### Material for the task
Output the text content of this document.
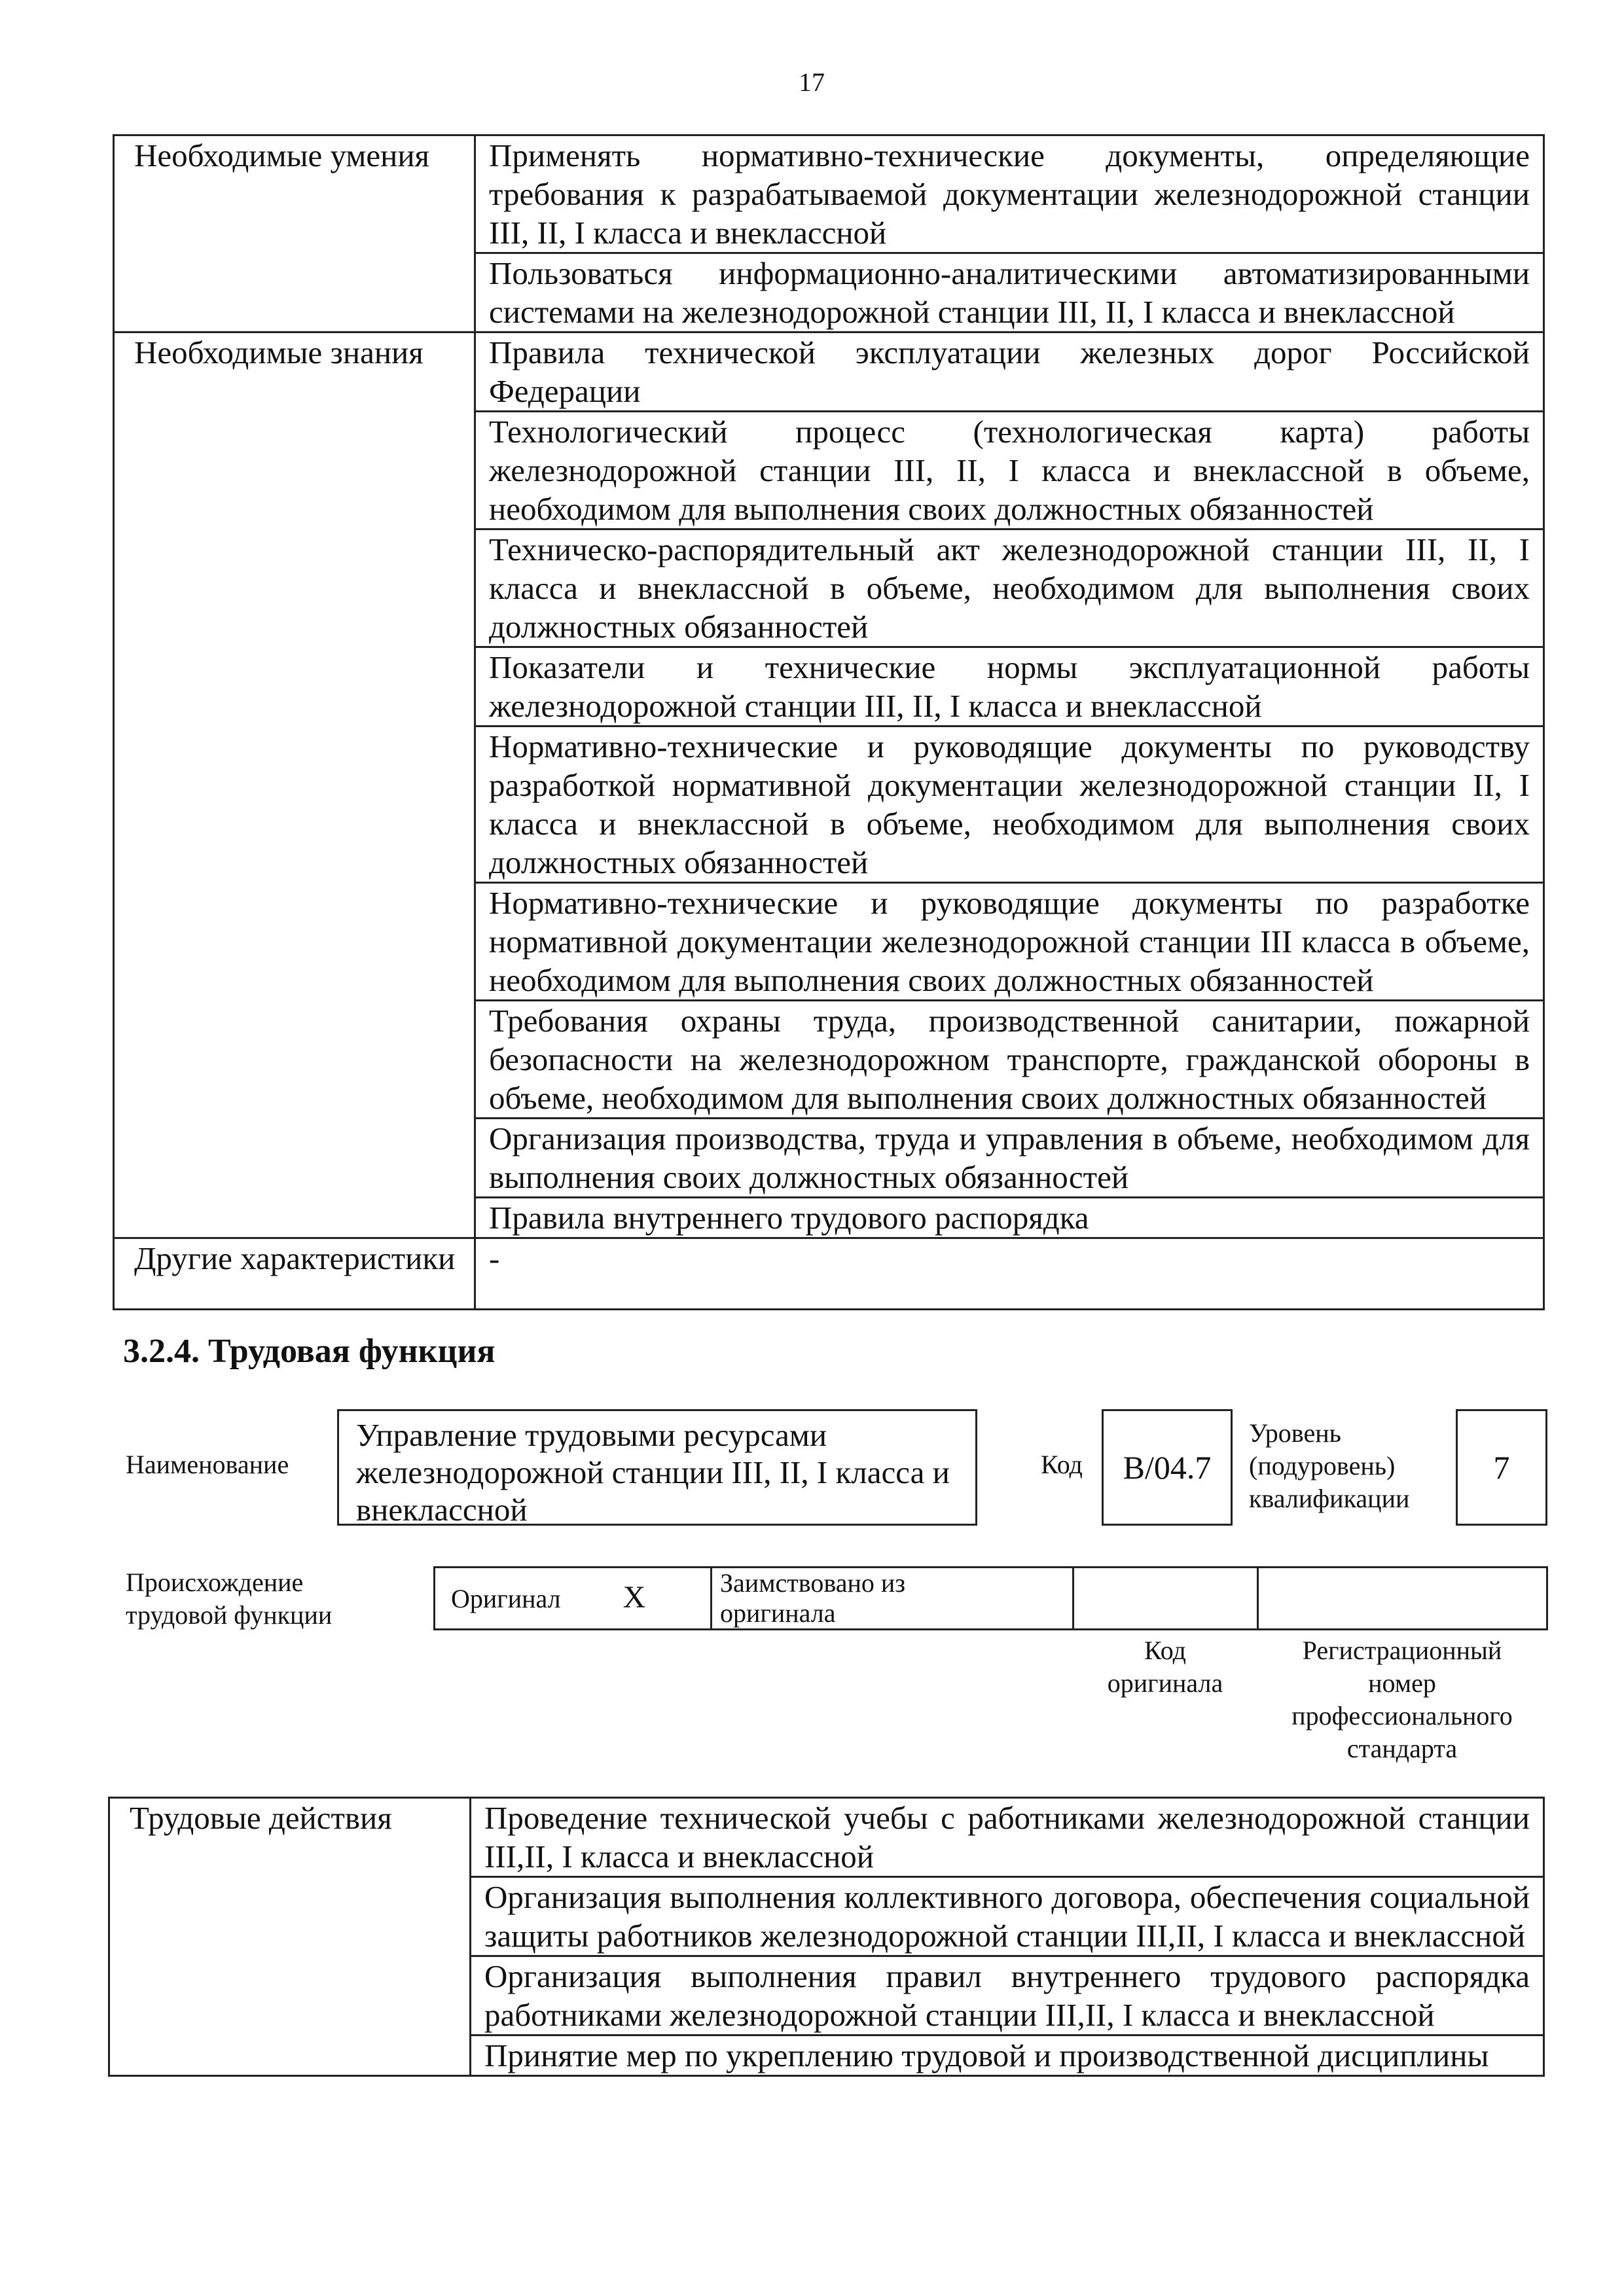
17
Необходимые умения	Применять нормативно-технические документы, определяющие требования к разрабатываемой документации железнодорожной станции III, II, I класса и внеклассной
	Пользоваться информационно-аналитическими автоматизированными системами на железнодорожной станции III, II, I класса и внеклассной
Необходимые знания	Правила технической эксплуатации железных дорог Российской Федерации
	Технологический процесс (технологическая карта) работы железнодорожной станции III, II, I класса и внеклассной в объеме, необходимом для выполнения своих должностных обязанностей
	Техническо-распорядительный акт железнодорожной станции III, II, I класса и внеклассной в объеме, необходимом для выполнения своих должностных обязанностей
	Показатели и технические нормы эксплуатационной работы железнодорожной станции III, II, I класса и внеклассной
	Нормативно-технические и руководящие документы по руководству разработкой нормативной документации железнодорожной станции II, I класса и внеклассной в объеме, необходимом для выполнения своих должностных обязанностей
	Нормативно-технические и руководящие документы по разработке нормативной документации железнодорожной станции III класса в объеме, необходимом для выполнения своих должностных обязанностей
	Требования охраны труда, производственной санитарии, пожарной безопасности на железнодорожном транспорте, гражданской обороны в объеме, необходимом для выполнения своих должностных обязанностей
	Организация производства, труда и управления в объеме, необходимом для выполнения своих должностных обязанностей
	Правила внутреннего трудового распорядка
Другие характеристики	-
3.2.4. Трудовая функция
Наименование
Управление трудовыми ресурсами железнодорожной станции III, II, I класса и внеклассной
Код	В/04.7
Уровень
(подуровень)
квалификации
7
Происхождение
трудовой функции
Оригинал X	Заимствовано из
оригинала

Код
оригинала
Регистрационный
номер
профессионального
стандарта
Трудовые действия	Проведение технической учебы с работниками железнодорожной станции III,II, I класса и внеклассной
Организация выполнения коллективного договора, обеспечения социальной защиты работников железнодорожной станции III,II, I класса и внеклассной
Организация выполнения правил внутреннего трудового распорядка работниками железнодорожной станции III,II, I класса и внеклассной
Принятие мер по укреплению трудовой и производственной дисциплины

### Short exercise
Wherever "Организация" shows up in a line, copy that line.

### Result of the exercise
	Организация производства, труда и управления в объеме, необходимом для выполнения своих должностных обязанностей
Организация выполнения коллективного договора, обеспечения социальной защиты работников железнодорожной станции III,II, I класса и внеклассной
Организация выполнения правил внутреннего трудового распорядка работниками железнодорожной станции III,II, I класса и внеклассной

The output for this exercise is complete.